Where the string "Julia" occurs in the material below, report the whole line.

------------------------

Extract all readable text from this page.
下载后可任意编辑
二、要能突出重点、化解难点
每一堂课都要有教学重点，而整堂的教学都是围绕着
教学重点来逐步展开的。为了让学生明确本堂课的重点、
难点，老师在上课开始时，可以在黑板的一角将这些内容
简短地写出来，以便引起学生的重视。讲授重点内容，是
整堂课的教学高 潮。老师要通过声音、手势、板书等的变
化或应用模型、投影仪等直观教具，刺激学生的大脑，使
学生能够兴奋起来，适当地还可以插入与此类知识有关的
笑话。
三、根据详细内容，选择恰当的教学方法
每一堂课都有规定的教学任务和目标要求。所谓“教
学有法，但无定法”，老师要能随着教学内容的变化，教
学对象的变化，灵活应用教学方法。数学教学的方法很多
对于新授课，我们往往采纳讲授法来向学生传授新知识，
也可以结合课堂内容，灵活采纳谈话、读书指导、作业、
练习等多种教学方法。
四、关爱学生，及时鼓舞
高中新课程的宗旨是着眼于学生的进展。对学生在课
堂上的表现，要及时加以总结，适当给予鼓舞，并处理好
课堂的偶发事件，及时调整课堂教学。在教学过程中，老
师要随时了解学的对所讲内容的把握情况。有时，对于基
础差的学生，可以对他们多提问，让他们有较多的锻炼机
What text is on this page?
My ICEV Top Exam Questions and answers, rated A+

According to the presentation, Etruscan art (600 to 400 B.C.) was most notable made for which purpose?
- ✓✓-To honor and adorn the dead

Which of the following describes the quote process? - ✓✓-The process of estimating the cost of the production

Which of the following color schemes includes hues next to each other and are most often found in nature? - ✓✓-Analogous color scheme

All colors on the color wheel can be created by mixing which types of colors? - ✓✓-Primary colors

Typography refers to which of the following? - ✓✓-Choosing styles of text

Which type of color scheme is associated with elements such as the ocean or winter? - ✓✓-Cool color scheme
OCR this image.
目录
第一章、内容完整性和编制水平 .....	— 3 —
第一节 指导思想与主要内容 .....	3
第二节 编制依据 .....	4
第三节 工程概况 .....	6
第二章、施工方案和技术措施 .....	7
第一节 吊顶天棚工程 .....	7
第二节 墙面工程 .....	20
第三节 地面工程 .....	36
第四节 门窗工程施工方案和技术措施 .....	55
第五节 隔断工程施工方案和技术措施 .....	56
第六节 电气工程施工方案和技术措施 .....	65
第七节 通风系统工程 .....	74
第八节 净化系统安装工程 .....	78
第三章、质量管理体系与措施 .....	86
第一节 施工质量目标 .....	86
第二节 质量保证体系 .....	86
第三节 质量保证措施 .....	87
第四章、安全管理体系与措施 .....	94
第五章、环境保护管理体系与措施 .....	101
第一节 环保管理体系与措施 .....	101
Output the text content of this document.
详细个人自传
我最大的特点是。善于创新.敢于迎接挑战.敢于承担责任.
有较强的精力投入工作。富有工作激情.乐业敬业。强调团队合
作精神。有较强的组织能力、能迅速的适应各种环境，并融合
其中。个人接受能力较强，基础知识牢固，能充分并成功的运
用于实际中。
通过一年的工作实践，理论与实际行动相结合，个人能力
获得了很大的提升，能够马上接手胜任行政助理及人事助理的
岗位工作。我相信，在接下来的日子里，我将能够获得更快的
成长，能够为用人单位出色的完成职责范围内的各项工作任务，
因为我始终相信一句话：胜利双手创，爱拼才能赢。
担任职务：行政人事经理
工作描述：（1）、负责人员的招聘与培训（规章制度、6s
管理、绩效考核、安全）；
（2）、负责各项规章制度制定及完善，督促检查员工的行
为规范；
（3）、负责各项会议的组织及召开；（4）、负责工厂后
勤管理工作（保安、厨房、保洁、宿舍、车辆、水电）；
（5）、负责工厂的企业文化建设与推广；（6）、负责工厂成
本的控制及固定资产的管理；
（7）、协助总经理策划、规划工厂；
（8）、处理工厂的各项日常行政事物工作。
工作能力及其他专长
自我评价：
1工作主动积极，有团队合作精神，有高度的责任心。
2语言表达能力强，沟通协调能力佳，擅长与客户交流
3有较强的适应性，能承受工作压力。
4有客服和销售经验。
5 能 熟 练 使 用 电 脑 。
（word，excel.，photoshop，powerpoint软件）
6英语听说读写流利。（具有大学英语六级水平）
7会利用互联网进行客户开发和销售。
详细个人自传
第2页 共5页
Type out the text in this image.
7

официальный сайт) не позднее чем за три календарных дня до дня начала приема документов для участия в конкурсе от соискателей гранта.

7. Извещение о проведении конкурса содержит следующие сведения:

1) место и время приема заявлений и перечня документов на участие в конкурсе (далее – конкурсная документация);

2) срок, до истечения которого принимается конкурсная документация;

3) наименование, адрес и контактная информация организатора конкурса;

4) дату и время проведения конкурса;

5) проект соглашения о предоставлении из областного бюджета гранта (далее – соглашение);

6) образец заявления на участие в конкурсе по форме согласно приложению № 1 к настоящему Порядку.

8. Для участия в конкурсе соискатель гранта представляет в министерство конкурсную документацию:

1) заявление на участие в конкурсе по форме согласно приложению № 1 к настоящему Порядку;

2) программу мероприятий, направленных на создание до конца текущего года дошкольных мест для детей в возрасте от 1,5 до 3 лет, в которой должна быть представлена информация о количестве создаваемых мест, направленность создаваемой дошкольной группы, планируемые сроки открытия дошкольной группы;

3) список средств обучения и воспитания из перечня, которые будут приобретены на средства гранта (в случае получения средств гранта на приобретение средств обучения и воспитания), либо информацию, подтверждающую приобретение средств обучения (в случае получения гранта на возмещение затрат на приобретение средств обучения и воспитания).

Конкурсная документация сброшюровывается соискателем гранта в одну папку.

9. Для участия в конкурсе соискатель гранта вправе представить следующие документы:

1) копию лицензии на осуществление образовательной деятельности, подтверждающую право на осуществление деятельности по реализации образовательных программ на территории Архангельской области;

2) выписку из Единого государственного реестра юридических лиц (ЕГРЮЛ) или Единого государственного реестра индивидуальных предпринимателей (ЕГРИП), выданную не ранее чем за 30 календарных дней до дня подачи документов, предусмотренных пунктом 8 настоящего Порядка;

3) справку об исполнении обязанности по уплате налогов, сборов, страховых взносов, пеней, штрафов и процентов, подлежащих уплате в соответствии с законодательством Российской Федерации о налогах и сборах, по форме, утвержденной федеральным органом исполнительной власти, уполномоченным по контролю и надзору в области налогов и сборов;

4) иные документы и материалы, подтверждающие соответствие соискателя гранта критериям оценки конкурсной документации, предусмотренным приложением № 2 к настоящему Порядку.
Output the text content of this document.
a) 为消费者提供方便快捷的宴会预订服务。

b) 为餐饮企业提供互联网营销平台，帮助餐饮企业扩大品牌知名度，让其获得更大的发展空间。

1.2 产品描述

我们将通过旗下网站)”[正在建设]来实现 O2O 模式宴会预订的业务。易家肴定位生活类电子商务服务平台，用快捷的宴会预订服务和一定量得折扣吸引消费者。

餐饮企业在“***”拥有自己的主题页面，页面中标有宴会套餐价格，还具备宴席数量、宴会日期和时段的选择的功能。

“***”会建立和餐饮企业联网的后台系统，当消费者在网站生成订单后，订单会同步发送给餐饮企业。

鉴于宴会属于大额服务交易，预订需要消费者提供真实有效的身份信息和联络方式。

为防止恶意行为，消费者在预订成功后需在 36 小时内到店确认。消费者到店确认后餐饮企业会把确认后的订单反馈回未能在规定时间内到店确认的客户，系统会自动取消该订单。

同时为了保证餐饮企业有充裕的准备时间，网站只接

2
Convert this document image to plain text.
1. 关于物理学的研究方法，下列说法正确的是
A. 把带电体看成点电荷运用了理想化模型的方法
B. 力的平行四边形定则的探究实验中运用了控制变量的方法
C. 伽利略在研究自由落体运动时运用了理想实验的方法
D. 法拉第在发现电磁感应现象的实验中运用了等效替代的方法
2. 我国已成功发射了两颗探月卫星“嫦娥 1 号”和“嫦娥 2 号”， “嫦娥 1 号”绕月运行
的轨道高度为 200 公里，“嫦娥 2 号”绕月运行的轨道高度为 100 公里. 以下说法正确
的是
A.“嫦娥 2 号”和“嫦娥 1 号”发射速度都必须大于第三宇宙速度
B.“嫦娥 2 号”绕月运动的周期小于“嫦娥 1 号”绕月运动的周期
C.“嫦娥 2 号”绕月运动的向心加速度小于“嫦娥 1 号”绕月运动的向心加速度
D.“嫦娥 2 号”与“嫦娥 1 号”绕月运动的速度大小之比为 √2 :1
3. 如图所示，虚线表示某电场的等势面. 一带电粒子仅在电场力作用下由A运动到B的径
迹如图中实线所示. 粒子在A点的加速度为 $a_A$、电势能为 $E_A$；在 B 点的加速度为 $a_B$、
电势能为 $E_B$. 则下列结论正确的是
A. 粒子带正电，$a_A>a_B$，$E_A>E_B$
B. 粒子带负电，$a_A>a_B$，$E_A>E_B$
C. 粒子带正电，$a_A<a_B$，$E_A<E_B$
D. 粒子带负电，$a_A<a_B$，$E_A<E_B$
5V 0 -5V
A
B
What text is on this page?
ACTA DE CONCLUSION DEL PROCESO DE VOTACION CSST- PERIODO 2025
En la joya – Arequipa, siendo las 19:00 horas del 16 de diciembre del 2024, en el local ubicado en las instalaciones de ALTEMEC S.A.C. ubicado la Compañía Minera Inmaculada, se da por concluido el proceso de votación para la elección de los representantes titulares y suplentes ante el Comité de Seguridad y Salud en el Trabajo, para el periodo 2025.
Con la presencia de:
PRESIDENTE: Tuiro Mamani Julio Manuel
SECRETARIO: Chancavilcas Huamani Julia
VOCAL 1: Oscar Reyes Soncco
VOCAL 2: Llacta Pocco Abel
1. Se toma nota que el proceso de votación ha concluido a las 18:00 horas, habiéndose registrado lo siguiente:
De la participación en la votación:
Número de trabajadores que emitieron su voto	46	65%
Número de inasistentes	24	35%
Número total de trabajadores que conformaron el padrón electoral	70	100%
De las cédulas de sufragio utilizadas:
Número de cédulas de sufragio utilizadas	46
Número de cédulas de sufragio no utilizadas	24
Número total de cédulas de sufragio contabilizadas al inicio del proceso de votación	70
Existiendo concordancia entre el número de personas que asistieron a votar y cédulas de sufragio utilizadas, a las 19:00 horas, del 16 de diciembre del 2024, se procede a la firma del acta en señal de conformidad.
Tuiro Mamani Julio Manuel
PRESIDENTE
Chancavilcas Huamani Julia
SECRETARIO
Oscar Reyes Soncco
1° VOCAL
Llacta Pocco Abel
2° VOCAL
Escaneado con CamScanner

------------------------

=== OUTPUT BELOW ===
SECRETARIO: Chancavilcas Huamani Julia
Chancavilcas Huamani Julia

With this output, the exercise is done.